» Given task
Copy out each line of the listing below that contains the word "Time".

··········

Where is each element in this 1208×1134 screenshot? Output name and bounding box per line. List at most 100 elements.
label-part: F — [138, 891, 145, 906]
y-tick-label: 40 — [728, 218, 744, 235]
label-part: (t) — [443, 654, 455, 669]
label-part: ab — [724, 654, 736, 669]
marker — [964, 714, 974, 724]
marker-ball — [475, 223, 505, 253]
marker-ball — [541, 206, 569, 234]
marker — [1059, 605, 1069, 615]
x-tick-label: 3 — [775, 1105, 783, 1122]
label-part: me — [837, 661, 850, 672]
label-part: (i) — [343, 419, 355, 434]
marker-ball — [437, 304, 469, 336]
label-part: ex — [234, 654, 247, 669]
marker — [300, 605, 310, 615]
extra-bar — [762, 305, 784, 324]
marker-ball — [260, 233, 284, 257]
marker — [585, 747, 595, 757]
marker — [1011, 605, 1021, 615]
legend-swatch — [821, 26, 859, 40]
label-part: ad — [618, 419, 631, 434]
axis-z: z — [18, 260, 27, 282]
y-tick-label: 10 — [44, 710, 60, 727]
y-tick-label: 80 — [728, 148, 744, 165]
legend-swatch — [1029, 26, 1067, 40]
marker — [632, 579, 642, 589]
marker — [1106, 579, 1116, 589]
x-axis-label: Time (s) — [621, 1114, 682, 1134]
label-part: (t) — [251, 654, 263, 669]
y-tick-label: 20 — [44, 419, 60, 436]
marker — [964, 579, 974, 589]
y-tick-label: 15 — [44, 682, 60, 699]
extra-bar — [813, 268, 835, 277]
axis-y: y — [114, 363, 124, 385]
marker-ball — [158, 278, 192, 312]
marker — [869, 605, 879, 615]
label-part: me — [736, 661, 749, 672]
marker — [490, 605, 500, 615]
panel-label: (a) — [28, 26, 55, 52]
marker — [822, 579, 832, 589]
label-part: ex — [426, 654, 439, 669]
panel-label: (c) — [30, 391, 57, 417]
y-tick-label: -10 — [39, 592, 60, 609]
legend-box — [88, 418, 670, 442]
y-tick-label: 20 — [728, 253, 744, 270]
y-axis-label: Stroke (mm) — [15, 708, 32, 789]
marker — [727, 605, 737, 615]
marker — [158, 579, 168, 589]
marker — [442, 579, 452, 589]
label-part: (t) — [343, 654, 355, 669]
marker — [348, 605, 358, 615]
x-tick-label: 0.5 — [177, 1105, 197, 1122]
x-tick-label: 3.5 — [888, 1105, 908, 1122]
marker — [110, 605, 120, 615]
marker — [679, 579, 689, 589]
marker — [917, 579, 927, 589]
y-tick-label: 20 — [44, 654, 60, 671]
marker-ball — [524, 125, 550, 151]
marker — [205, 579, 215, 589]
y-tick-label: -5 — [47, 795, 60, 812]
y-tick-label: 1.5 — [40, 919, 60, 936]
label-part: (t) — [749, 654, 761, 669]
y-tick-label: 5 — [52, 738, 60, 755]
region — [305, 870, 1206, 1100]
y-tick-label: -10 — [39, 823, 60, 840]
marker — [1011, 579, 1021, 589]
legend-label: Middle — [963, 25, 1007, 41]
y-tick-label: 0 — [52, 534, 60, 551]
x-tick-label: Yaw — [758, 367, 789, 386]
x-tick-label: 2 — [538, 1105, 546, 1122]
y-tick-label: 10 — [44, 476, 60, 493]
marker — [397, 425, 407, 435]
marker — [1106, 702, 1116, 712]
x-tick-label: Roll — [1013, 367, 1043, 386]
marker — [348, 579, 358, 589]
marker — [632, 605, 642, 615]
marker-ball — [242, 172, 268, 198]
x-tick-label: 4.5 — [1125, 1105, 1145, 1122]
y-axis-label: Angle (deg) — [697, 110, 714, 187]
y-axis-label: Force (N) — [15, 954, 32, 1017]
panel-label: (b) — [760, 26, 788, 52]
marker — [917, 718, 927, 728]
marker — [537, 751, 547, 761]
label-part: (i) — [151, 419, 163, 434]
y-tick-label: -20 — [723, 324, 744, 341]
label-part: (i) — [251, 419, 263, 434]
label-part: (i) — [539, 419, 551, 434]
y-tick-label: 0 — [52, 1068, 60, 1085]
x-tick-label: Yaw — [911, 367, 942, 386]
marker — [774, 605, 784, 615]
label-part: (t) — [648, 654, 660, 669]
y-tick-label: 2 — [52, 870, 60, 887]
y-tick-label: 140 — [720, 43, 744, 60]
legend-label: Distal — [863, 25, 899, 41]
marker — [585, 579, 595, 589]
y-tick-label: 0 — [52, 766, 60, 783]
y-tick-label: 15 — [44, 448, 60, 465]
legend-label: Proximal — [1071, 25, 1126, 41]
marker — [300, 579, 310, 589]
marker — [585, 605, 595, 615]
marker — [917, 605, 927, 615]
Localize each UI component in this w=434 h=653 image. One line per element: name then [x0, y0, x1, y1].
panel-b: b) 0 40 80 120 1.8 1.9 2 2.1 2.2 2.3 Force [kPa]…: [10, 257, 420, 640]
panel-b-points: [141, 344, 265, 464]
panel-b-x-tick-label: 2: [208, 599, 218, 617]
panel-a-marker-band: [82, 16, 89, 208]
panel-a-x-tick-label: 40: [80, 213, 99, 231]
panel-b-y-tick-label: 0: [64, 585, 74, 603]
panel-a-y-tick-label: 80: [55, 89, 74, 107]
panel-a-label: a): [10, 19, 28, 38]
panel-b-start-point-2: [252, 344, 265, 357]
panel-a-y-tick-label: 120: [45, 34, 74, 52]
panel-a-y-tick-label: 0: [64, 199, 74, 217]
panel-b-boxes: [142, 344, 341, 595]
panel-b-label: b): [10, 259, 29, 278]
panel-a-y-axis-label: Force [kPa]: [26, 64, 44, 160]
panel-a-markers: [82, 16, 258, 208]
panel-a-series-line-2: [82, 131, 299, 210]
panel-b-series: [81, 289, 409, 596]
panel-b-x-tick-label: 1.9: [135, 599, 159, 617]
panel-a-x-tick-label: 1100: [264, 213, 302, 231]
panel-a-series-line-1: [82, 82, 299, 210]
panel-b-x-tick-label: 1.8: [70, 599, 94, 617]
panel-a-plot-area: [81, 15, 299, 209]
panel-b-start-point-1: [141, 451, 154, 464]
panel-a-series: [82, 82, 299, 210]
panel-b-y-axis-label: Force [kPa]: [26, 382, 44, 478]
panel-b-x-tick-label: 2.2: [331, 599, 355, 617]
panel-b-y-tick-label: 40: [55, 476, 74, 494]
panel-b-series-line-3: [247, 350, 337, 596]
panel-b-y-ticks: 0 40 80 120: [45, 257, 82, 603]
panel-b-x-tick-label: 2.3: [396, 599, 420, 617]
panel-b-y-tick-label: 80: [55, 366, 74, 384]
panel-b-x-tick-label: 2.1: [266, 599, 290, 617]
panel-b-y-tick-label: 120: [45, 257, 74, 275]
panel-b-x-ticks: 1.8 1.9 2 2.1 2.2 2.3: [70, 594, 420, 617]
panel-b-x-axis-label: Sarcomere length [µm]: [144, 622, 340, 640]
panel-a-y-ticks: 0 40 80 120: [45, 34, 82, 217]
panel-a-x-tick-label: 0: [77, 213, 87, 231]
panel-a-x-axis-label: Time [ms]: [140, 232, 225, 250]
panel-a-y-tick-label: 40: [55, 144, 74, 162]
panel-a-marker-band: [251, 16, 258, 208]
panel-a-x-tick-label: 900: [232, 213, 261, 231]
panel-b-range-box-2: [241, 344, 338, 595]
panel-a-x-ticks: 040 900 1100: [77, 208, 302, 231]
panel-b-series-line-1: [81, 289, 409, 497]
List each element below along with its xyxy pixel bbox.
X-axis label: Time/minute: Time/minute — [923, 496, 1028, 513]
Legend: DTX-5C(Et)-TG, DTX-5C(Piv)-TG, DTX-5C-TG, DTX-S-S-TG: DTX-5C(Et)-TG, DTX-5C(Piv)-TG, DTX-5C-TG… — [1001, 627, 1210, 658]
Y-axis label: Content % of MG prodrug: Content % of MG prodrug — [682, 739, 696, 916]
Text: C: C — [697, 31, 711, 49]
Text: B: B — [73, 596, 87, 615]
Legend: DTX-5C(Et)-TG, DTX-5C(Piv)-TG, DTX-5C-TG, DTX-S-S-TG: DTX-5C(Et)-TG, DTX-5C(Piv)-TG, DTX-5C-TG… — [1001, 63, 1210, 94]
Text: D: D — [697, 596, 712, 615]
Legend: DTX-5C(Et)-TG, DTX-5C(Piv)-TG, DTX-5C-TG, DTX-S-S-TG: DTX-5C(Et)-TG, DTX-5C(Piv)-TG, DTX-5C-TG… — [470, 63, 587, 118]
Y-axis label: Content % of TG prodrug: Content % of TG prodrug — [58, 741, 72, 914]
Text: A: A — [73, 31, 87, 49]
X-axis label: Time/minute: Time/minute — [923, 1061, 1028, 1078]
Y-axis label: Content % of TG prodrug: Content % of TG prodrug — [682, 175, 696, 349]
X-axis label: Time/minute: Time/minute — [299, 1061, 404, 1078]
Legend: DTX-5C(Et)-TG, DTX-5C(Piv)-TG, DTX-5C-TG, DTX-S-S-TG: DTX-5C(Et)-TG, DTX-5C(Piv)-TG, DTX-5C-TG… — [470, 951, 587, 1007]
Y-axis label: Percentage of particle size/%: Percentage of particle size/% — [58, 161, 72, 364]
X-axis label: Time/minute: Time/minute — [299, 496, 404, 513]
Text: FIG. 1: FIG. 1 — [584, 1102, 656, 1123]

··········

» Result
x-axis-label: Time (s) — [621, 1114, 682, 1134]
panel-a-x-axis-label: Time [ms]: [140, 232, 225, 250]
X-axis label: Time/minute: Time/minute — [923, 496, 1028, 513]
X-axis label: Time/minute: Time/minute — [923, 1061, 1028, 1078]
X-axis label: Time/minute: Time/minute — [299, 1061, 404, 1078]
X-axis label: Time/minute: Time/minute — [299, 496, 404, 513]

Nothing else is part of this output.